What to do:
Using the records provided below, locate and copy each line that contains the word "следует".

Records for this task:
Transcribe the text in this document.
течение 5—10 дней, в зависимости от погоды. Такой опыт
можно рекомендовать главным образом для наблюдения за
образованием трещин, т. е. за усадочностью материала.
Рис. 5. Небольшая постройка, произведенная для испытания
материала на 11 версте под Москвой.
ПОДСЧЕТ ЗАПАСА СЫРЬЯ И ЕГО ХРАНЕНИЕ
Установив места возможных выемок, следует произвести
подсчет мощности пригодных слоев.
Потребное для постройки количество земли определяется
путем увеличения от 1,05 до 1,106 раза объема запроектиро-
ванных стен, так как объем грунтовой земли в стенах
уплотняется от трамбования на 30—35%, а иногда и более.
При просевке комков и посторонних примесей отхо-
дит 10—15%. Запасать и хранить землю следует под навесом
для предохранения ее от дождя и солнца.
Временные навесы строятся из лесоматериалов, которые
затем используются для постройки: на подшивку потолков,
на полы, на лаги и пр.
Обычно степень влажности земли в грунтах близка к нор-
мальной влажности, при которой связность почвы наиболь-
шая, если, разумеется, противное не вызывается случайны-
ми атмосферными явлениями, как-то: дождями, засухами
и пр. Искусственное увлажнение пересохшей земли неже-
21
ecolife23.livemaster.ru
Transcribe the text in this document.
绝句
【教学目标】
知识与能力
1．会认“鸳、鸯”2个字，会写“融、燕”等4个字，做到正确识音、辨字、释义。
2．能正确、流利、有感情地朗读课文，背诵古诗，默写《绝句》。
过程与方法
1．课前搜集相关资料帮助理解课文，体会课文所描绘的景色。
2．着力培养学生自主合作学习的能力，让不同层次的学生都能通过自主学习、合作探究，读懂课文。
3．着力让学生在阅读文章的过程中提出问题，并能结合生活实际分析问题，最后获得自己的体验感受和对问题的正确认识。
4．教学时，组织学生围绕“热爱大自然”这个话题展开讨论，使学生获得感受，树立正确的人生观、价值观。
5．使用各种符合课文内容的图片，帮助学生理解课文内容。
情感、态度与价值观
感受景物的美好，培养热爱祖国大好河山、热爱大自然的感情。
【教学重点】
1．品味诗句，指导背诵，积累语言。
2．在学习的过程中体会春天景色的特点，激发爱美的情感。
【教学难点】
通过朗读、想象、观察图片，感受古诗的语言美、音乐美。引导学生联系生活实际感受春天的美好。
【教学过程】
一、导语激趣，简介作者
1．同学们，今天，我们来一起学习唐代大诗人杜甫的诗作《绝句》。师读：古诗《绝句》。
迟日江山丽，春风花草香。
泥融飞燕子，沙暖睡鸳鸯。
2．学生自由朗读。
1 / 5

Complete answer:
Установив места возможных выемок, следует произвести
дит 10—15%. Запасать и хранить землю следует под навесом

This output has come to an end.